The exercise
Scan the data below for the string "Nueve". Copy every line where it appears.

Supplied records

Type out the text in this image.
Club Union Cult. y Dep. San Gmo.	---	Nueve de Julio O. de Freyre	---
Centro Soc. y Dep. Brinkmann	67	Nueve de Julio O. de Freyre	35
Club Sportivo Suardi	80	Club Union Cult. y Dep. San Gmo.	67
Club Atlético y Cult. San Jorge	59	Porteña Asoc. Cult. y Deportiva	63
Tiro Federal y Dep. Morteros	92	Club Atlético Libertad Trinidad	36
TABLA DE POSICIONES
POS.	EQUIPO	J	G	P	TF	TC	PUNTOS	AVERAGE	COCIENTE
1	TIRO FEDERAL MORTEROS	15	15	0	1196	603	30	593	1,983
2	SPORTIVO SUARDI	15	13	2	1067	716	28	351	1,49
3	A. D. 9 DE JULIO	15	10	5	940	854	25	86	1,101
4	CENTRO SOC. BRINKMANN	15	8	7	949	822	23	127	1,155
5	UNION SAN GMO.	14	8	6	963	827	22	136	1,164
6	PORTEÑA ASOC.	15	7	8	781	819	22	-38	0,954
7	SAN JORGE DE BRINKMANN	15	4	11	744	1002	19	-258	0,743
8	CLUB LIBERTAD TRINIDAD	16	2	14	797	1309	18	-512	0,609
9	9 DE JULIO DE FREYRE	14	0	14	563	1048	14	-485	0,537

Expected answer
Club Union Cult. y Dep. San Gmo.	---	Nueve de Julio O. de Freyre	---
Centro Soc. y Dep. Brinkmann	67	Nueve de Julio O. de Freyre	35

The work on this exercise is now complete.